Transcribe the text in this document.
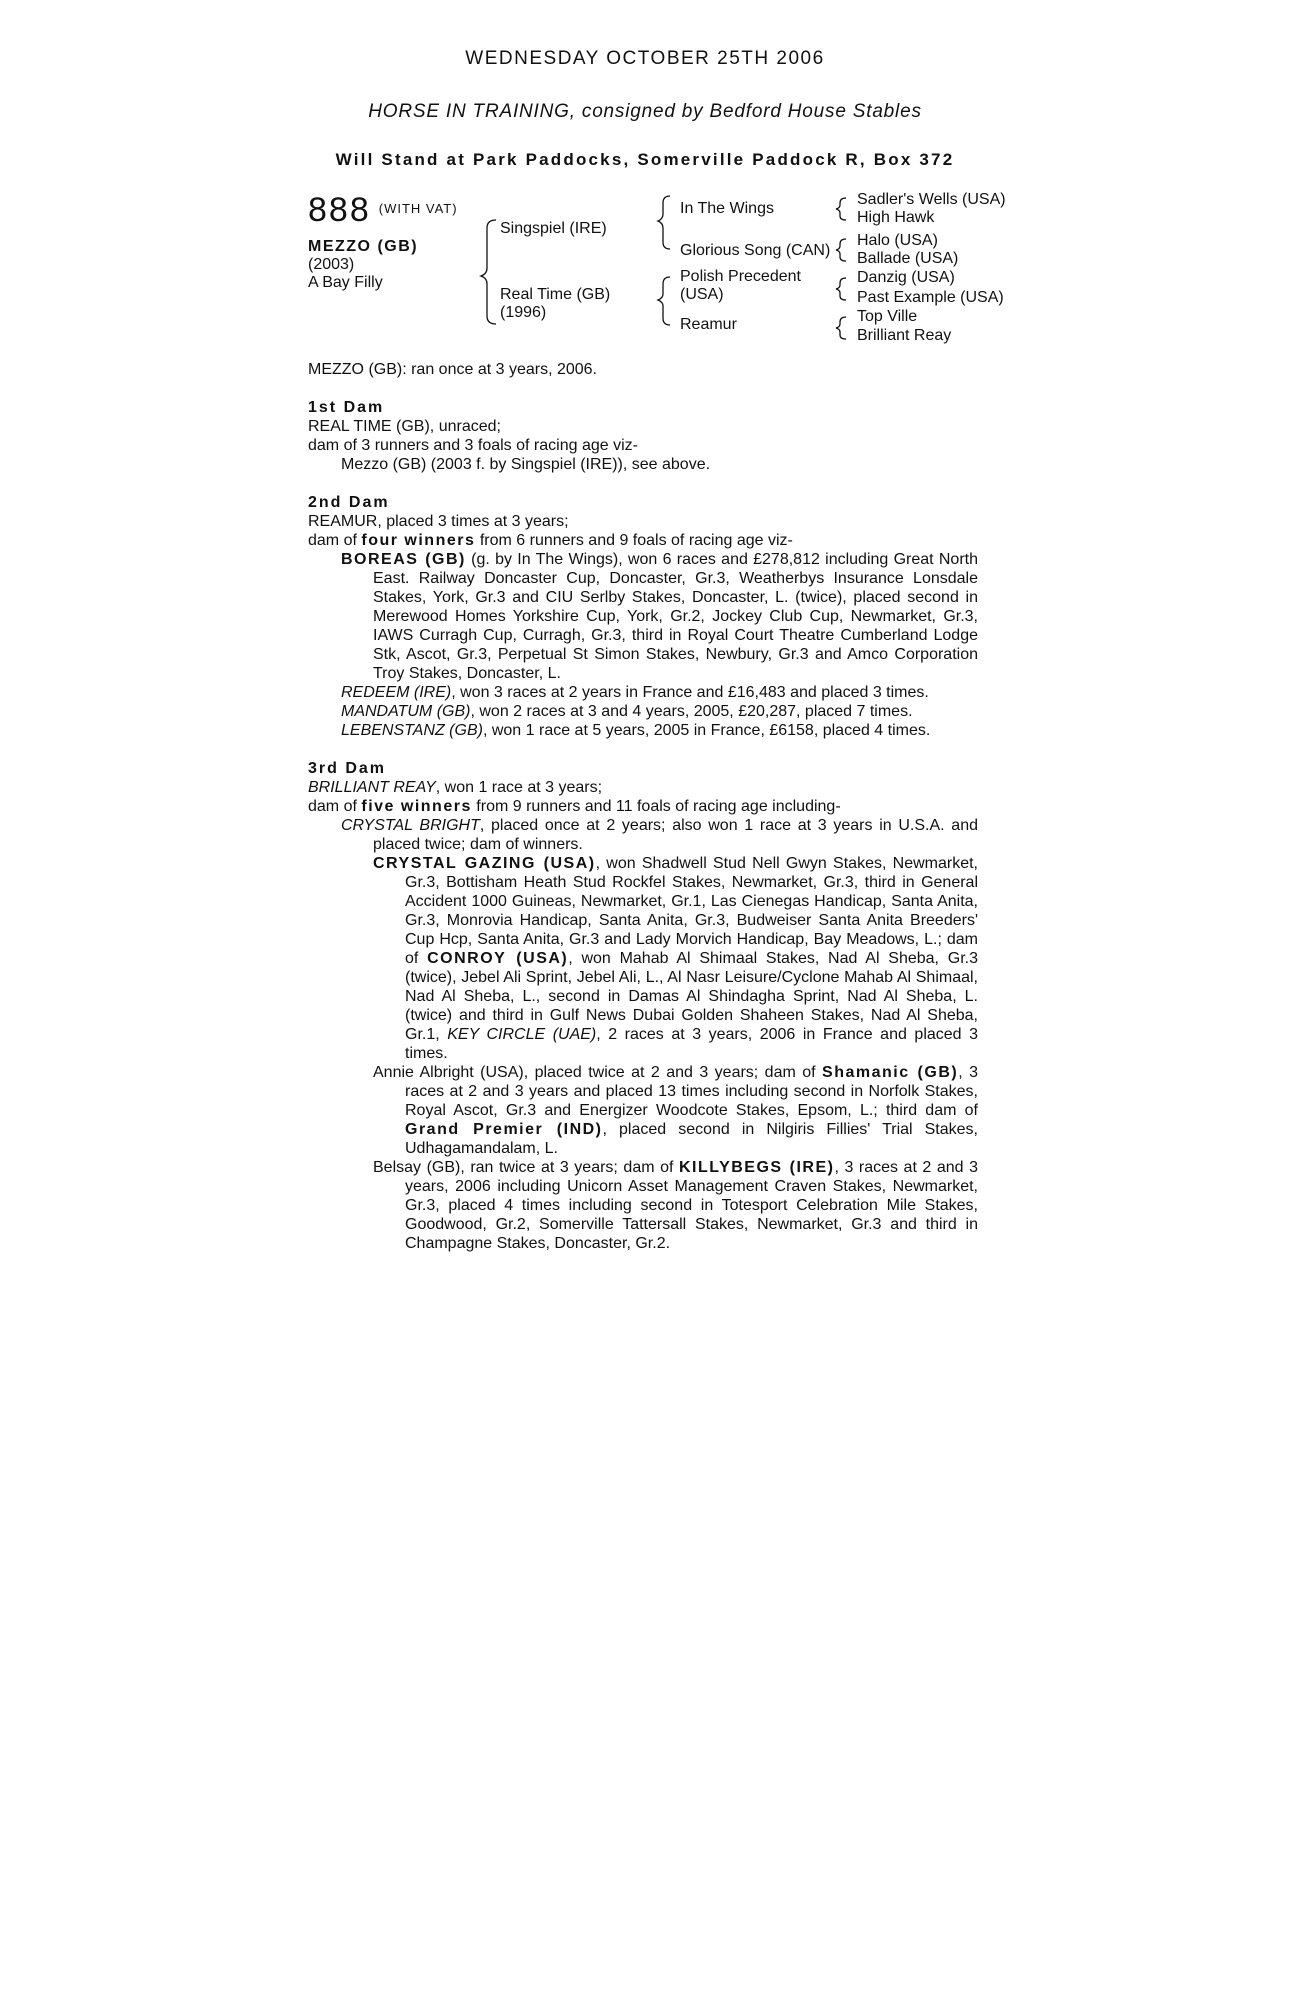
WEDNESDAY OCTOBER 25TH 2006
HORSE IN TRAINING, consigned by Bedford House Stables
Will Stand at Park Paddocks, Somerville Paddock R, Box 372
888 $^{(WITH VAT)}$
MEZZO (GB)
(2003)
A Bay Filly
Singspiel (IRE)
Real Time (GB)
(1996)
In The Wings
Glorious Song (CAN)
Polish Precedent
(USA)
Reamur
Sadler's Wells (USA)
High Hawk
Halo (USA)
Ballade (USA)
Danzig (USA)
Past Example (USA)
Top Ville
Brilliant Reay

MEZZO (GB): ran once at 3 years, 2006.

1st Dam

REAL TIME (GB), unraced;

dam of 3 runners and 3 foals of racing age viz-

Mezzo (GB) (2003 f. by Singspiel (IRE)), see above.

2nd Dam

REAMUR, placed 3 times at 3 years;

dam of four winners from 6 runners and 9 foals of racing age viz-

BOREAS (GB) (g. by In The Wings), won 6 races and £278,812 including Great North East. Railway Doncaster Cup, Doncaster, Gr.3, Weatherbys Insurance Lonsdale Stakes, York, Gr.3 and CIU Serlby Stakes, Doncaster, L. (twice), placed second in Merewood Homes Yorkshire Cup, York, Gr.2, Jockey Club Cup, Newmarket, Gr.3, IAWS Curragh Cup, Curragh, Gr.3, third in Royal Court Theatre Cumberland Lodge Stk, Ascot, Gr.3, Perpetual St Simon Stakes, Newbury, Gr.3 and Amco Corporation Troy Stakes, Doncaster, L.

REDEEM (IRE), won 3 races at 2 years in France and £16,483 and placed 3 times.

MANDATUM (GB), won 2 races at 3 and 4 years, 2005, £20,287, placed 7 times.

LEBENSTANZ (GB), won 1 race at 5 years, 2005 in France, £6158, placed 4 times.

3rd Dam

BRILLIANT REAY, won 1 race at 3 years;

dam of five winners from 9 runners and 11 foals of racing age including-

CRYSTAL BRIGHT, placed once at 2 years; also won 1 race at 3 years in U.S.A. and placed twice; dam of winners.

CRYSTAL GAZING (USA), won Shadwell Stud Nell Gwyn Stakes, Newmarket, Gr.3, Bottisham Heath Stud Rockfel Stakes, Newmarket, Gr.3, third in General Accident 1000 Guineas, Newmarket, Gr.1, Las Cienegas Handicap, Santa Anita, Gr.3, Monrovia Handicap, Santa Anita, Gr.3, Budweiser Santa Anita Breeders' Cup Hcp, Santa Anita, Gr.3 and Lady Morvich Handicap, Bay Meadows, L.; dam of CONROY (USA), won Mahab Al Shimaal Stakes, Nad Al Sheba, Gr.3 (twice), Jebel Ali Sprint, Jebel Ali, L., Al Nasr Leisure/Cyclone Mahab Al Shimaal, Nad Al Sheba, L., second in Damas Al Shindagha Sprint, Nad Al Sheba, L. (twice) and third in Gulf News Dubai Golden Shaheen Stakes, Nad Al Sheba, Gr.1, KEY CIRCLE (UAE), 2 races at 3 years, 2006 in France and placed 3 times.

Annie Albright (USA), placed twice at 2 and 3 years; dam of Shamanic (GB), 3 races at 2 and 3 years and placed 13 times including second in Norfolk Stakes, Royal Ascot, Gr.3 and Energizer Woodcote Stakes, Epsom, L.; third dam of Grand Premier (IND), placed second in Nilgiris Fillies' Trial Stakes, Udhagamandalam, L.

Belsay (GB), ran twice at 3 years; dam of KILLYBEGS (IRE), 3 races at 2 and 3 years, 2006 including Unicorn Asset Management Craven Stakes, Newmarket, Gr.3, placed 4 times including second in Totesport Celebration Mile Stakes, Goodwood, Gr.2, Somerville Tattersall Stakes, Newmarket, Gr.3 and third in Champagne Stakes, Doncaster, Gr.2.
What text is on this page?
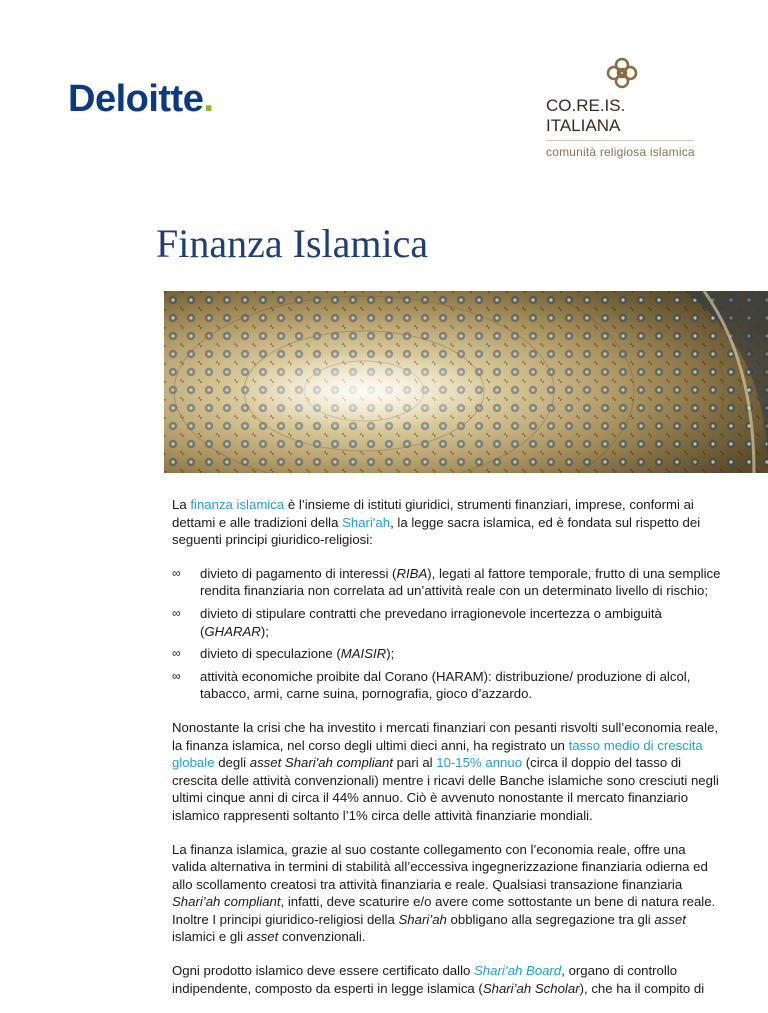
Deloitte.	CO.RE.IS. ITALIANA
comunità religiosa islamica
Finanza Islamica

La finanza islamica è l’insieme di istituti giuridici, strumenti finanziari, imprese, conformi ai dettami e alle tradizioni della Shari'ah, la legge sacra islamica, ed è fondata sul rispetto dei seguenti principi giuridico-religiosi:

∞ divieto di pagamento di interessi (RIBA), legati al fattore temporale, frutto di una semplice rendita finanziaria non correlata ad un’attività reale con un determinato livello di rischio;
∞ divieto di stipulare contratti che prevedano irragionevole incertezza o ambiguità (GHARAR);
∞ divieto di speculazione (MAISIR);
∞ attività economiche proibite dal Corano (HARAM): distribuzione/ produzione di alcol, tabacco, armi, carne suina, pornografia, gioco d’azzardo.

Nonostante la crisi che ha investito i mercati finanziari con pesanti risvolti sull’economia reale, la finanza islamica, nel corso degli ultimi dieci anni, ha registrato un tasso medio di crescita globale degli asset Shari'ah compliant pari al 10-15% annuo (circa il doppio del tasso di crescita delle attività convenzionali) mentre i ricavi delle Banche islamiche sono cresciuti negli ultimi cinque anni di circa il 44% annuo. Ciò è avvenuto nonostante il mercato finanziario islamico rappresenti soltanto l’1% circa delle attività finanziarie mondiali.

La finanza islamica, grazie al suo costante collegamento con l’economia reale, offre una valida alternativa in termini di stabilità all’eccessiva ingegnerizzazione finanziaria odierna ed allo scollamento creatosi tra attività finanziaria e reale. Qualsiasi transazione finanziaria Shari’ah compliant, infatti, deve scaturire e/o avere come sottostante un bene di natura reale. Inoltre I principi giuridico-religiosi della Shari’ah obbligano alla segregazione tra gli asset islamici e gli asset convenzionali.

Ogni prodotto islamico deve essere certificato dallo Shari’ah Board, organo di controllo indipendente, composto da esperti in legge islamica (Shari’ah Scholar), che ha il compito di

--------

*Task details*. Using the records above, copy each line that contains "deve".

*Written solution*.
La finanza islamica, grazie al suo costante collegamento con l’economia reale, offre una valida alternativa in termini di stabilità all’eccessiva ingegnerizzazione finanziaria odierna ed allo scollamento creatosi tra attività finanziaria e reale. Qualsiasi transazione finanziaria Shari’ah compliant, infatti, deve scaturire e/o avere come sottostante un bene di natura reale. Inoltre I principi giuridico-religiosi della Shari’ah obbligano alla segregazione tra gli asset islamici e gli asset convenzionali.
Ogni prodotto islamico deve essere certificato dallo Shari’ah Board, organo di controllo indipendente, composto da esperti in legge islamica (Shari’ah Scholar), che ha il compito di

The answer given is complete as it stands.